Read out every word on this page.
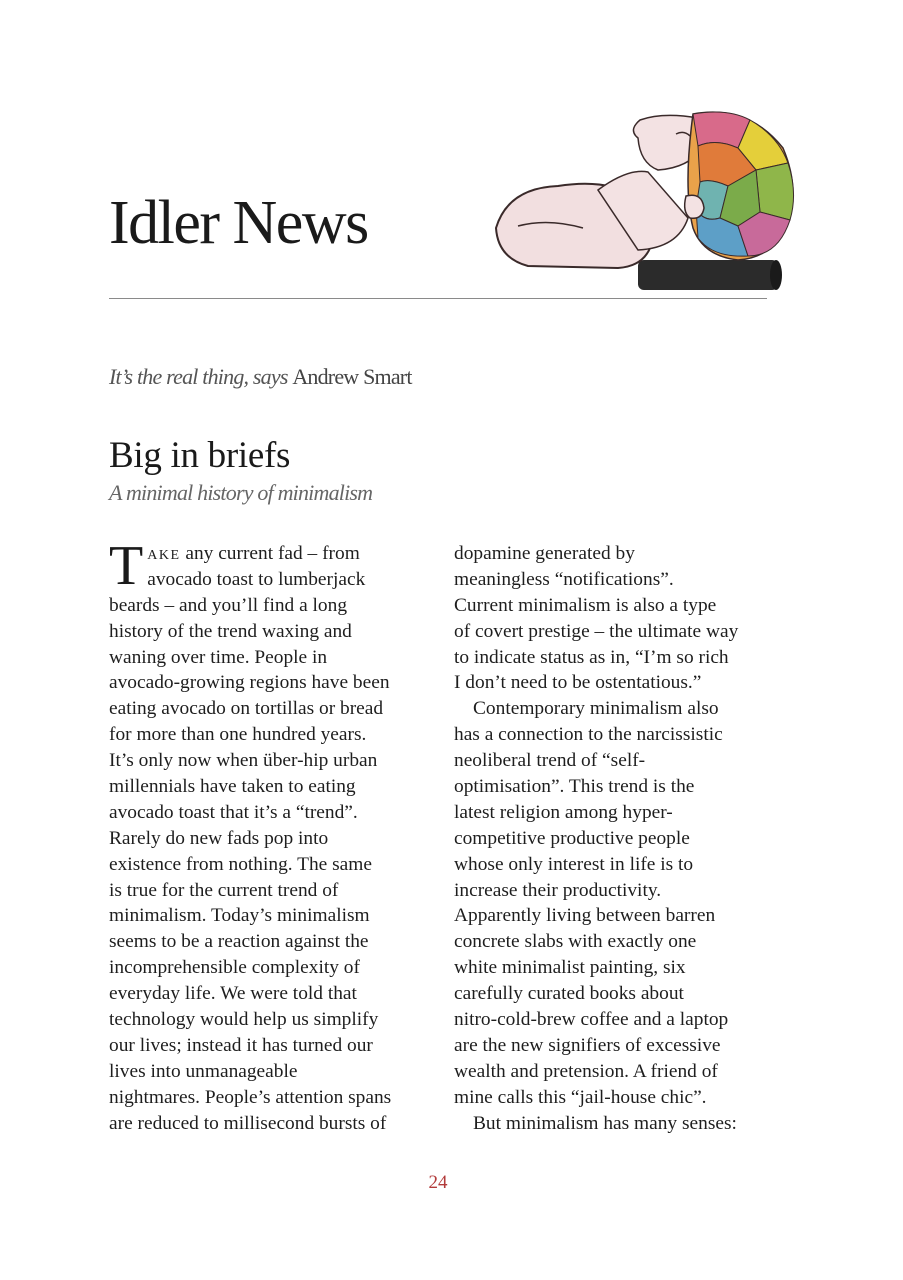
Idler News
It’s the real thing, says Andrew Smart
Big in briefs
A minimal history of minimalism
T AKE any current fad – from
avocado toast to lumberjack
beards – and you’ll find a long
history of the trend waxing and
waning over time. People in
avocado-growing regions have been
eating avocado on tortillas or bread
for more than one hundred years.
It’s only now when über-hip urban
millennials have taken to eating
avocado toast that it’s a “trend”.
Rarely do new fads pop into
existence from nothing. The same
is true for the current trend of
minimalism. Today’s minimalism
seems to be a reaction against the
incomprehensible complexity of
everyday life. We were told that
technology would help us simplify
our lives; instead it has turned our
lives into unmanageable
nightmares. People’s attention spans
are reduced to millisecond bursts of
dopamine generated by
meaningless “notifications”.
Current minimalism is also a type
of covert prestige – the ultimate way
to indicate status as in, “I’m so rich
I don’t need to be ostentatious.”
Contemporary minimalism also
has a connection to the narcissistic
neoliberal trend of “self-
optimisation”. This trend is the
latest religion among hyper-
competitive productive people
whose only interest in life is to
increase their productivity.
Apparently living between barren
concrete slabs with exactly one
white minimalist painting, six
carefully curated books about
nitro-cold-brew coffee and a laptop
are the new signifiers of excessive
wealth and pretension. A friend of
mine calls this “jail-house chic”.
But minimalism has many senses:
24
++++++++
__Task details__: The records above need to be restated word for word, with the pictures left out.

__Full solution__:
Read out every word on this page.
Idler News
It’s the real thing, says Andrew Smart
Big in briefs
A minimal history of minimalism
T AKE any current fad – from
avocado toast to lumberjack
beards – and you’ll find a long
history of the trend waxing and
waning over time. People in
avocado-growing regions have been
eating avocado on tortillas or bread
for more than one hundred years.
It’s only now when über-hip urban
millennials have taken to eating
avocado toast that it’s a “trend”.
Rarely do new fads pop into
existence from nothing. The same
is true for the current trend of
minimalism. Today’s minimalism
seems to be a reaction against the
incomprehensible complexity of
everyday life. We were told that
technology would help us simplify
our lives; instead it has turned our
lives into unmanageable
nightmares. People’s attention spans
are reduced to millisecond bursts of
dopamine generated by
meaningless “notifications”.
Current minimalism is also a type
of covert prestige – the ultimate way
to indicate status as in, “I’m so rich
I don’t need to be ostentatious.”
Contemporary minimalism also
has a connection to the narcissistic
neoliberal trend of “self-
optimisation”. This trend is the
latest religion among hyper-
competitive productive people
whose only interest in life is to
increase their productivity.
Apparently living between barren
concrete slabs with exactly one
white minimalist painting, six
carefully curated books about
nitro-cold-brew coffee and a laptop
are the new signifiers of excessive
wealth and pretension. A friend of
mine calls this “jail-house chic”.
But minimalism has many senses:
24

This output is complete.